** GIVEN REQUEST **
Your task is to reproduce the entries below word for word.

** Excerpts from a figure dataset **
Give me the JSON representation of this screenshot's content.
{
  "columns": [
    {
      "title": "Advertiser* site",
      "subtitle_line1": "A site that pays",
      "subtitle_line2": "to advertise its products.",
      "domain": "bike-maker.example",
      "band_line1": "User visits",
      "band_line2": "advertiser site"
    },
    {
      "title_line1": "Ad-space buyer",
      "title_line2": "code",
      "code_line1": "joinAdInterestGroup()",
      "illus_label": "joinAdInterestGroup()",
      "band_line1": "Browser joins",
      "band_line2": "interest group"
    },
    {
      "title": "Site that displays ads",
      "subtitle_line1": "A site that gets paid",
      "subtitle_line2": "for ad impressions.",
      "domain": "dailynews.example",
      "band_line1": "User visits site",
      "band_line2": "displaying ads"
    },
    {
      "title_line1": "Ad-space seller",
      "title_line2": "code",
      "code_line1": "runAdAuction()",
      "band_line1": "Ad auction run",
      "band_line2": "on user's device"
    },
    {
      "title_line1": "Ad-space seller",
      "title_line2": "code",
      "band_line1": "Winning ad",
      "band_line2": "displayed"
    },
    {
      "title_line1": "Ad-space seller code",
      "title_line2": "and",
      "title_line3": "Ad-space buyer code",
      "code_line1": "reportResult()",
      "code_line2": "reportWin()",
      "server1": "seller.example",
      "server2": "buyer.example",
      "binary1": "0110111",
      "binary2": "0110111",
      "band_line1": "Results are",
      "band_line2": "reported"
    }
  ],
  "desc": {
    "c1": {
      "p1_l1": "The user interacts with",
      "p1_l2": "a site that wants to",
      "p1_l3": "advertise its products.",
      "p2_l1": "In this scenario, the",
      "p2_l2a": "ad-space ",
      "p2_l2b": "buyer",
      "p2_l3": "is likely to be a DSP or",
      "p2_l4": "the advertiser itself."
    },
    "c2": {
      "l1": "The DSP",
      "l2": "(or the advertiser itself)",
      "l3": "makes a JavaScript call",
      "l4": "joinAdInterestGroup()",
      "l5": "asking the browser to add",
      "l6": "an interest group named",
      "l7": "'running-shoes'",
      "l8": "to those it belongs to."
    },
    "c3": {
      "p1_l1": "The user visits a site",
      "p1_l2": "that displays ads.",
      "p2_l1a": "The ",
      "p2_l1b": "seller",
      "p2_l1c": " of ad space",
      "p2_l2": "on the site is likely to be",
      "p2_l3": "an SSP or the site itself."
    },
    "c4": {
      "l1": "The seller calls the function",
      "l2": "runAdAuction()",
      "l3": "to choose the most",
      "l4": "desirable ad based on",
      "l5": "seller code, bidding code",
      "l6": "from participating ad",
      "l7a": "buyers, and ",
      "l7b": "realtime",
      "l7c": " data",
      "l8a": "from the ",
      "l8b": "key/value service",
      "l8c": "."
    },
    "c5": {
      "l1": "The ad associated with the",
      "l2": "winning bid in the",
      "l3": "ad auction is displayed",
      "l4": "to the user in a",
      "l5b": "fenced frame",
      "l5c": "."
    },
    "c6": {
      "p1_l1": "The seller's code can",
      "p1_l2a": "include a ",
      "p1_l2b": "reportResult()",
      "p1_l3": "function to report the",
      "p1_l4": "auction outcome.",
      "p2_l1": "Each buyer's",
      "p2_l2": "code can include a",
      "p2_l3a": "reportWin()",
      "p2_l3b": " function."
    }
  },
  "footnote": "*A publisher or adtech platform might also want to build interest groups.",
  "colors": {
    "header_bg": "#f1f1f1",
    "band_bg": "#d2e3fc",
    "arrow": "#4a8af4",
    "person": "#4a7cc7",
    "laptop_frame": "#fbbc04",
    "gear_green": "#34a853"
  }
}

** SOLUTION **
Give me the JSON representation of this screenshot's content.
{
  "columns": [
    {
      "title": "Advertiser* site",
      "subtitle_line1": "A site that pays",
      "subtitle_line2": "to advertise its products.",
      "domain": "bike-maker.example",
      "band_line1": "User visits",
      "band_line2": "advertiser site"
    },
    {
      "title_line1": "Ad-space buyer",
      "title_line2": "code",
      "code_line1": "joinAdInterestGroup()",
      "illus_label": "joinAdInterestGroup()",
      "band_line1": "Browser joins",
      "band_line2": "interest group"
    },
    {
      "title": "Site that displays ads",
      "subtitle_line1": "A site that gets paid",
      "subtitle_line2": "for ad impressions.",
      "domain": "dailynews.example",
      "band_line1": "User visits site",
      "band_line2": "displaying ads"
    },
    {
      "title_line1": "Ad-space seller",
      "title_line2": "code",
      "code_line1": "runAdAuction()",
      "band_line1": "Ad auction run",
      "band_line2": "on user's device"
    },
    {
      "title_line1": "Ad-space seller",
      "title_line2": "code",
      "band_line1": "Winning ad",
      "band_line2": "displayed"
    },
    {
      "title_line1": "Ad-space seller code",
      "title_line2": "and",
      "title_line3": "Ad-space buyer code",
      "code_line1": "reportResult()",
      "code_line2": "reportWin()",
      "server1": "seller.example",
      "server2": "buyer.example",
      "binary1": "0110111",
      "binary2": "0110111",
      "band_line1": "Results are",
      "band_line2": "reported"
    }
  ],
  "desc": {
    "c1": {
      "p1_l1": "The user interacts with",
      "p1_l2": "a site that wants to",
      "p1_l3": "advertise its products.",
      "p2_l1": "In this scenario, the",
      "p2_l2a": "ad-space ",
      "p2_l2b": "buyer",
      "p2_l3": "is likely to be a DSP or",
      "p2_l4": "the advertiser itself."
    },
    "c2": {
      "l1": "The DSP",
      "l2": "(or the advertiser itself)",
      "l3": "makes a JavaScript call",
      "l4": "joinAdInterestGroup()",
      "l5": "asking the browser to add",
      "l6": "an interest group named",
      "l7": "'running-shoes'",
      "l8": "to those it belongs to."
    },
    "c3": {
      "p1_l1": "The user visits a site",
      "p1_l2": "that displays ads.",
      "p2_l1a": "The ",
      "p2_l1b": "seller",
      "p2_l1c": " of ad space",
      "p2_l2": "on the site is likely to be",
      "p2_l3": "an SSP or the site itself."
    },
    "c4": {
      "l1": "The seller calls the function",
      "l2": "runAdAuction()",
      "l3": "to choose the most",
      "l4": "desirable ad based on",
      "l5": "seller code, bidding code",
      "l6": "from participating ad",
      "l7a": "buyers, and ",
      "l7b": "realtime",
      "l7c": " data",
      "l8a": "from the ",
      "l8b": "key/value service",
      "l8c": "."
    },
    "c5": {
      "l1": "The ad associated with the",
      "l2": "winning bid in the",
      "l3": "ad auction is displayed",
      "l4": "to the user in a",
      "l5b": "fenced frame",
      "l5c": "."
    },
    "c6": {
      "p1_l1": "The seller's code can",
      "p1_l2a": "include a ",
      "p1_l2b": "reportResult()",
      "p1_l3": "function to report the",
      "p1_l4": "auction outcome.",
      "p2_l1": "Each buyer's",
      "p2_l2": "code can include a",
      "p2_l3a": "reportWin()",
      "p2_l3b": " function."
    }
  },
  "footnote": "*A publisher or adtech platform might also want to build interest groups.",
  "colors": {
    "header_bg": "#f1f1f1",
    "band_bg": "#d2e3fc",
    "arrow": "#4a8af4",
    "person": "#4a7cc7",
    "laptop_frame": "#fbbc04",
    "gear_green": "#34a853"
  }
}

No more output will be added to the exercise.